Data for this task:

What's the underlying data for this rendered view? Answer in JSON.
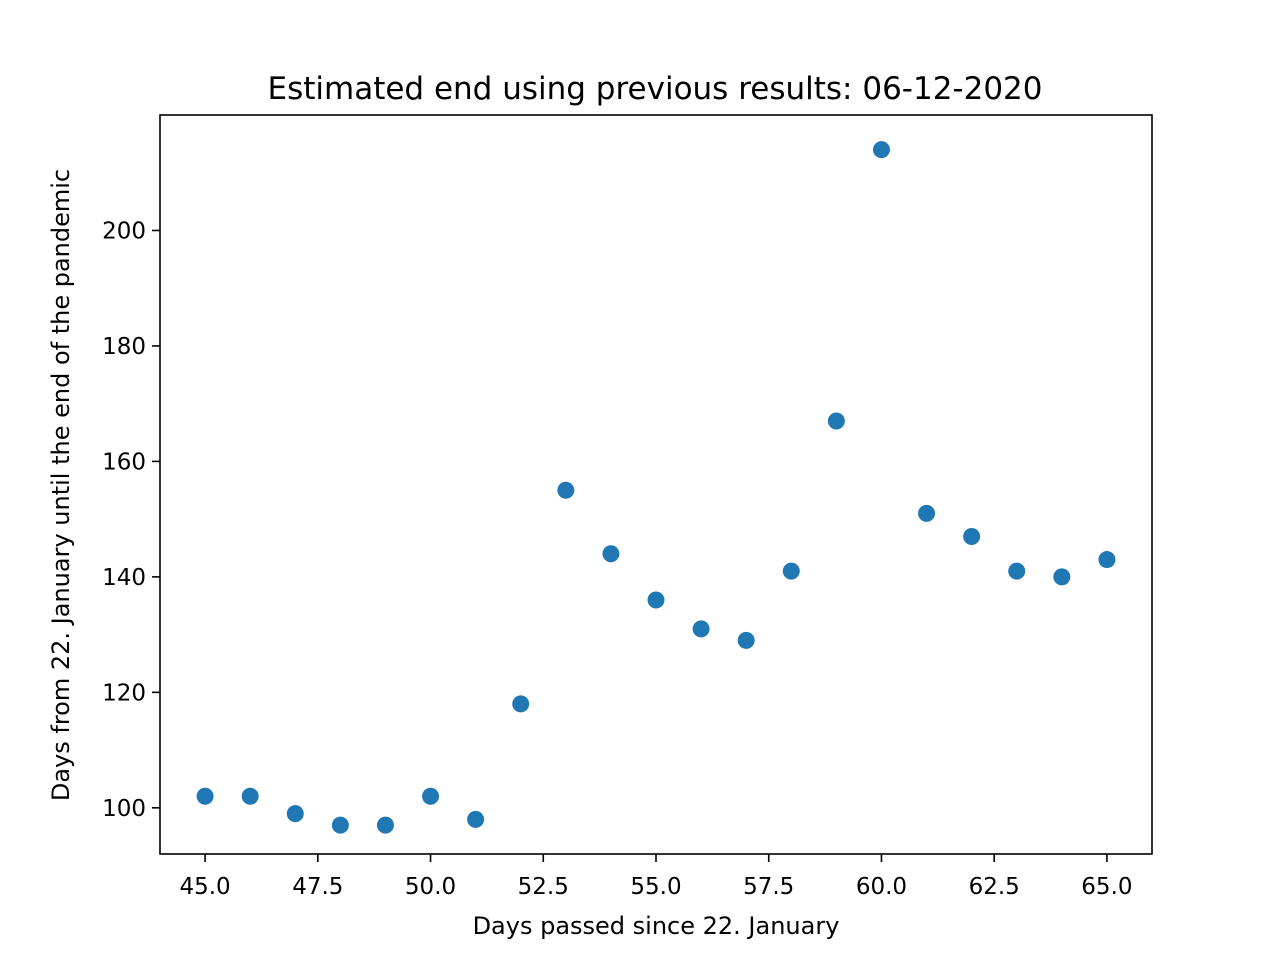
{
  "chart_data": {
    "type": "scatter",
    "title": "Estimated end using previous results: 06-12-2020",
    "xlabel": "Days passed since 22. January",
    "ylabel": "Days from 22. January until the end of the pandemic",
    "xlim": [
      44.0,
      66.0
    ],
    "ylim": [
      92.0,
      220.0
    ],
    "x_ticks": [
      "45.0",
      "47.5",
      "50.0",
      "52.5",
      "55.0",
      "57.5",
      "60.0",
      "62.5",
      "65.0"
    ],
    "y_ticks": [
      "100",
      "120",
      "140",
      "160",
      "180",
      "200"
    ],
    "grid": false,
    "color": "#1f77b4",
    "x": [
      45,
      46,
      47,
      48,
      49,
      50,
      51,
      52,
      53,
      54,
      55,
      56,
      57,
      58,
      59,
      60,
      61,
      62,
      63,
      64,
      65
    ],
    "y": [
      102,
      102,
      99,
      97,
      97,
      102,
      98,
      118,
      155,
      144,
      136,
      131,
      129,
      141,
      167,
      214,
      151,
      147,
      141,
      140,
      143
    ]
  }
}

Given problem:
Restate each line of the records exactly; pictures do not belong in the copy.

Result of this exercise:
What's the underlying data for this rendered view? Answer in JSON.
{
  "chart_data": {
    "type": "scatter",
    "title": "Estimated end using previous results: 06-12-2020",
    "xlabel": "Days passed since 22. January",
    "ylabel": "Days from 22. January until the end of the pandemic",
    "xlim": [
      44.0,
      66.0
    ],
    "ylim": [
      92.0,
      220.0
    ],
    "x_ticks": [
      "45.0",
      "47.5",
      "50.0",
      "52.5",
      "55.0",
      "57.5",
      "60.0",
      "62.5",
      "65.0"
    ],
    "y_ticks": [
      "100",
      "120",
      "140",
      "160",
      "180",
      "200"
    ],
    "grid": false,
    "color": "#1f77b4",
    "x": [
      45,
      46,
      47,
      48,
      49,
      50,
      51,
      52,
      53,
      54,
      55,
      56,
      57,
      58,
      59,
      60,
      61,
      62,
      63,
      64,
      65
    ],
    "y": [
      102,
      102,
      99,
      97,
      97,
      102,
      98,
      118,
      155,
      144,
      136,
      131,
      129,
      141,
      167,
      214,
      151,
      147,
      141,
      140,
      143
    ]
  }
}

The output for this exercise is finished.